§ DATA FOR THIS TASK
## begin
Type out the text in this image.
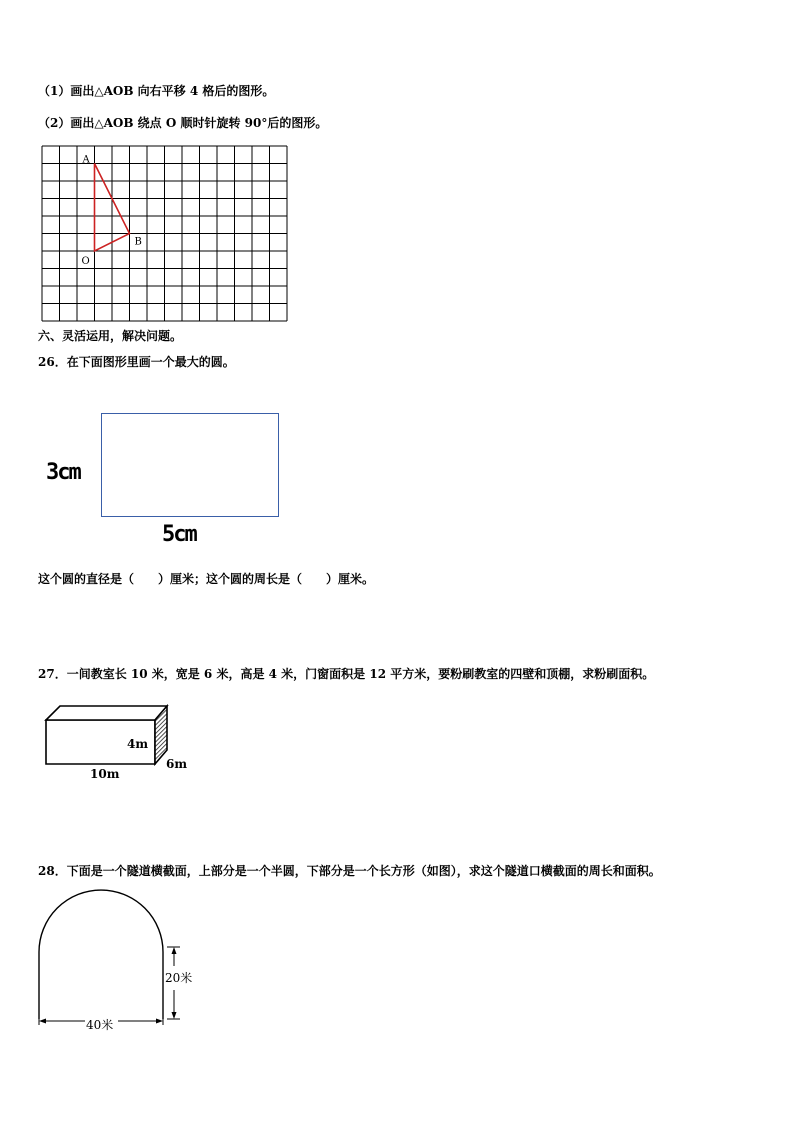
（1）画出△AOB 向右平移 4 格后的图形。
（2）画出△AOB 绕点 O 顺时针旋转 90°后的图形。
A
O
B
六、灵活运用，解决问题。
26．在下面图形里画一个最大的圆。
3cm
5cm
这个圆的直径是（　　）厘米；这个圆的周长是（　　）厘米。
27．一间教室长 10 米，宽是 6 米，高是 4 米，门窗面积是 12 平方米，要粉刷教室的四壁和顶棚，求粉刷面积。
4m
10m
6m
28．下面是一个隧道横截面，上部分是一个半圆，下部分是一个长方形（如图），求这个隧道口横截面的周长和面积。
20米
40米
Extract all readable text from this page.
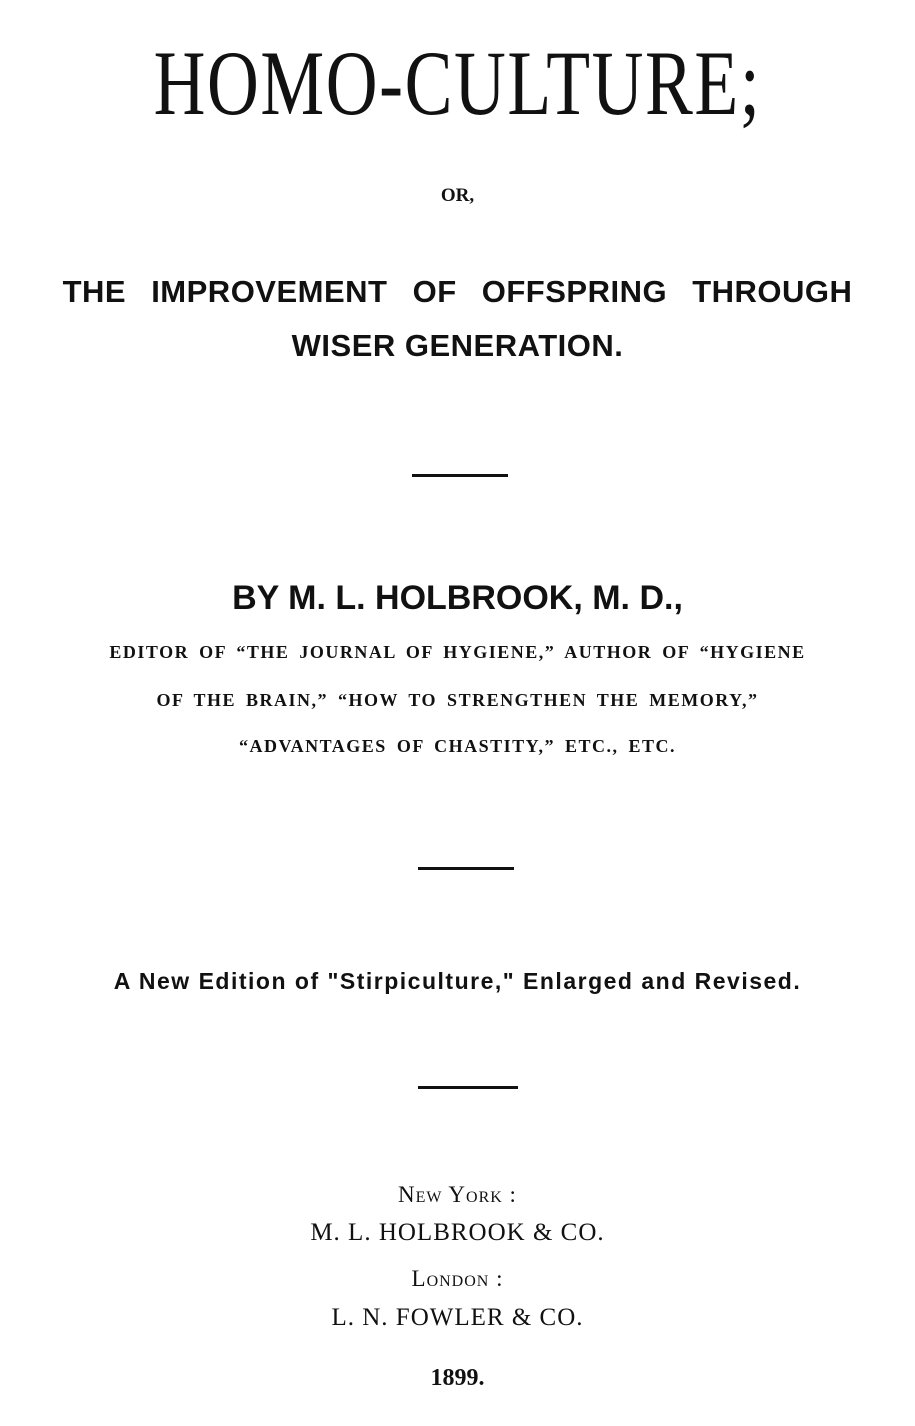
HOMO-CULTURE;
OR,
THE IMPROVEMENT OF OFFSPRING THROUGH
WISER GENERATION.
BY M. L. HOLBROOK, M. D.,
EDITOR OF “THE JOURNAL OF HYGIENE,” AUTHOR OF “HYGIENE
OF THE BRAIN,” “HOW TO STRENGTHEN THE MEMORY,”
“ADVANTAGES OF CHASTITY,” ETC., ETC.
A New Edition of "Stirpiculture," Enlarged and Revised.
New York :
M. L. HOLBROOK & CO.
London :
L. N. FOWLER & CO.
1899.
## end
§ WHAT THIS TASK INVOLVES
Leave out the pictures and copy every record above exactly.

§ COMPLETED TASK
Type out the text in this image.
（1）画出△AOB 向右平移 4 格后的图形。
（2）画出△AOB 绕点 O 顺时针旋转 90°后的图形。
A
O
B
六、灵活运用，解决问题。
26．在下面图形里画一个最大的圆。
3cm
5cm
这个圆的直径是（　　）厘米；这个圆的周长是（　　）厘米。
27．一间教室长 10 米，宽是 6 米，高是 4 米，门窗面积是 12 平方米，要粉刷教室的四壁和顶棚，求粉刷面积。
4m
10m
6m
28．下面是一个隧道横截面，上部分是一个半圆，下部分是一个长方形（如图），求这个隧道口横截面的周长和面积。
20米
40米
Extract all readable text from this page.
HOMO-CULTURE;
OR,
THE IMPROVEMENT OF OFFSPRING THROUGH
WISER GENERATION.
BY M. L. HOLBROOK, M. D.,
EDITOR OF “THE JOURNAL OF HYGIENE,” AUTHOR OF “HYGIENE
OF THE BRAIN,” “HOW TO STRENGTHEN THE MEMORY,”
“ADVANTAGES OF CHASTITY,” ETC., ETC.
A New Edition of "Stirpiculture," Enlarged and Revised.
New York :
M. L. HOLBROOK & CO.
London :
L. N. FOWLER & CO.
1899.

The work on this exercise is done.